--- Start of DATA EXTRACT ---

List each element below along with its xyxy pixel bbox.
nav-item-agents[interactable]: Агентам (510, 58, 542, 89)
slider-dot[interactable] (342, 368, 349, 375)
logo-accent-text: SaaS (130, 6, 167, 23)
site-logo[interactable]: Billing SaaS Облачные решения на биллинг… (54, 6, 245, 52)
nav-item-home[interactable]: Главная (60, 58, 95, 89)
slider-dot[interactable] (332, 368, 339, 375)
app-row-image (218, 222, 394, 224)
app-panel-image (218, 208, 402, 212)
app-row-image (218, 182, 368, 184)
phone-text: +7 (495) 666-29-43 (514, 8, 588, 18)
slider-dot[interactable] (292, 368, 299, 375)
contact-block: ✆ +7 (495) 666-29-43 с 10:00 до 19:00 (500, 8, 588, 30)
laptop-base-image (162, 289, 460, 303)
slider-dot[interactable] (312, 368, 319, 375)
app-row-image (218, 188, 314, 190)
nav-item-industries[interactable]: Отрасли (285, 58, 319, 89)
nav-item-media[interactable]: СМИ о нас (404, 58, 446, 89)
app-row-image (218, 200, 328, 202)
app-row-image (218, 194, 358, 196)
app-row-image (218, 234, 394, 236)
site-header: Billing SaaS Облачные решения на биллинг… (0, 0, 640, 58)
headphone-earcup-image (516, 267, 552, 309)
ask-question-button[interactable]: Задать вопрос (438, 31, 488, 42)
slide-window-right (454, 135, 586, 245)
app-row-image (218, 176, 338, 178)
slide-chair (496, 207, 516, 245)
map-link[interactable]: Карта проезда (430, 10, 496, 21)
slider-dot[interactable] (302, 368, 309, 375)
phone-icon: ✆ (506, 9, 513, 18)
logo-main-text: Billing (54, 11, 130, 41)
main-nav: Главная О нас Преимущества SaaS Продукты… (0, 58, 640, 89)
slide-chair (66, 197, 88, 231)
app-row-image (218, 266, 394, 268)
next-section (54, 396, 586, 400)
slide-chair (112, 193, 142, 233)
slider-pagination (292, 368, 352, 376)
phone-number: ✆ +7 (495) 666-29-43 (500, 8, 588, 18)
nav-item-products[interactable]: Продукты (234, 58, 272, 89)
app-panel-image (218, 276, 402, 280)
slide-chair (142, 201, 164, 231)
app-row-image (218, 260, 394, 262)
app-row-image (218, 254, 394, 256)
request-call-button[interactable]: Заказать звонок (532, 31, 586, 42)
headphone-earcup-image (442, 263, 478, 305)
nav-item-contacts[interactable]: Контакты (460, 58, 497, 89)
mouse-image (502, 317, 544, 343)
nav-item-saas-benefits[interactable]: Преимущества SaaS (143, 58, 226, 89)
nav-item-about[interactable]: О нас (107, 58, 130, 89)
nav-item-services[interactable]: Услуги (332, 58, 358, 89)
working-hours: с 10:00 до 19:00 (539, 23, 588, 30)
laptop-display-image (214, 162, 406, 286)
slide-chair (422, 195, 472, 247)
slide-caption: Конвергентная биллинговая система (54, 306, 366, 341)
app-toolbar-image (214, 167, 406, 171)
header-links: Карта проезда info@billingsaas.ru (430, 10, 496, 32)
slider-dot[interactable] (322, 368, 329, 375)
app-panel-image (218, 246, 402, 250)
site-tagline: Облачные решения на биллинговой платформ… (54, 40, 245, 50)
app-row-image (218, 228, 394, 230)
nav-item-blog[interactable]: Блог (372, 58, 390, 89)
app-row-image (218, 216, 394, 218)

--- End of DATA EXTRACT ---

▶ [EXERCISE OBJECTIVE]:
Reproduce the items unchanged, from the first line through the line containing "slide-window-right (454, 135, 586, 245)", with both of those lines included.

▶ [REPLY]:
List each element below along with its xyxy pixel bbox.
nav-item-agents[interactable]: Агентам (510, 58, 542, 89)
slider-dot[interactable] (342, 368, 349, 375)
logo-accent-text: SaaS (130, 6, 167, 23)
site-logo[interactable]: Billing SaaS Облачные решения на биллинг… (54, 6, 245, 52)
nav-item-home[interactable]: Главная (60, 58, 95, 89)
slider-dot[interactable] (332, 368, 339, 375)
app-row-image (218, 222, 394, 224)
app-panel-image (218, 208, 402, 212)
app-row-image (218, 182, 368, 184)
phone-text: +7 (495) 666-29-43 (514, 8, 588, 18)
slider-dot[interactable] (292, 368, 299, 375)
contact-block: ✆ +7 (495) 666-29-43 с 10:00 до 19:00 (500, 8, 588, 30)
laptop-base-image (162, 289, 460, 303)
slider-dot[interactable] (312, 368, 319, 375)
app-row-image (218, 188, 314, 190)
nav-item-industries[interactable]: Отрасли (285, 58, 319, 89)
nav-item-media[interactable]: СМИ о нас (404, 58, 446, 89)
app-row-image (218, 200, 328, 202)
app-row-image (218, 194, 358, 196)
app-row-image (218, 234, 394, 236)
site-header: Billing SaaS Облачные решения на биллинг… (0, 0, 640, 58)
headphone-earcup-image (516, 267, 552, 309)
ask-question-button[interactable]: Задать вопрос (438, 31, 488, 42)
slide-window-right (454, 135, 586, 245)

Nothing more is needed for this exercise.